**Exercise task:** Find every line in the records below that holds the word "related", and copy each one.

(Source records)
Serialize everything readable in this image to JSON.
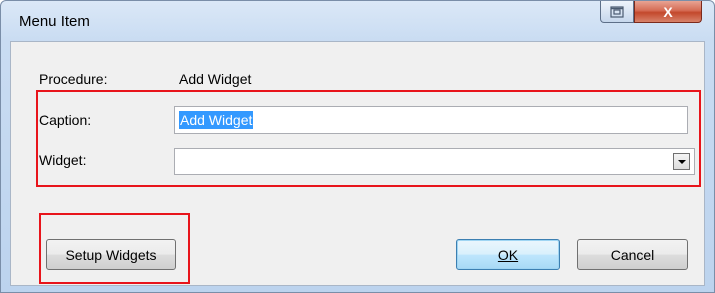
{
  "window": {
    "title": "Menu Item",
    "restore_icon": "restore-icon",
    "close_icon": "close-icon",
    "close_glyph": "X"
  },
  "form": {
    "procedure_label": "Procedure:",
    "procedure_value": "Add Widget",
    "caption_label": "Caption:",
    "caption_value": "Add Widget",
    "widget_label": "Widget:",
    "widget_value": ""
  },
  "buttons": {
    "setup_widgets": "Setup Widgets",
    "ok": "OK",
    "cancel": "Cancel"
  },
  "colors": {
    "highlight_box": "#e8141b",
    "selection": "#3399ff"
  }
}
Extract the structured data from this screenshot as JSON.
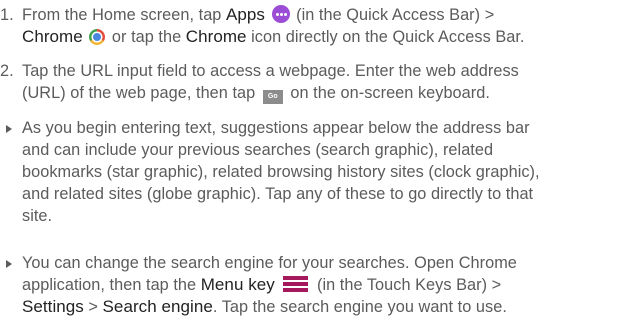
{
  "step1": {
    "number": "1.",
    "l1_a": "From the Home screen, tap ",
    "apps": "Apps",
    "l1_b": " (in the Quick Access Bar) >",
    "chrome1": "Chrome",
    "l2_b": " or tap the ",
    "chrome2": "Chrome",
    "l2_c": " icon directly on the Quick Access Bar."
  },
  "step2": {
    "number": "2.",
    "l1": "Tap the URL input field to access a webpage. Enter the web address",
    "l2_a": "(URL) of the web page, then tap ",
    "go_key": "Go",
    "l2_b": " on the on-screen keyboard."
  },
  "bullet1": {
    "lines": [
      "As you begin entering text, suggestions appear below the address bar",
      "and can include your previous searches (search graphic), related",
      "bookmarks (star graphic), related browsing history sites (clock graphic),",
      "and related sites (globe graphic). Tap any of these to go directly to that",
      "site."
    ]
  },
  "bullet2": {
    "l1": "You can change the search engine for your searches. Open Chrome",
    "l2_a": "application, then tap the ",
    "menu_key": "Menu key",
    "l2_b": " (in the Touch Keys Bar) >",
    "settings": "Settings",
    "sep": " > ",
    "search_engine": "Search engine",
    "l3_b": ". Tap the search engine you want to use."
  },
  "colors": {
    "text": "#5b5b5b",
    "emphasis": "#222222",
    "menu_icon": "#a3195b",
    "apps_icon": "#9b4dd6"
  },
  "icons": [
    "apps-icon",
    "chrome-icon",
    "go-key-icon",
    "menu-key-icon"
  ]
}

**Exercise response:**
      "and can include your previous searches (search graphic), related",
      "bookmarks (star graphic), related browsing history sites (clock graphic),",
      "and related sites (globe graphic). Tap any of these to go directly to that",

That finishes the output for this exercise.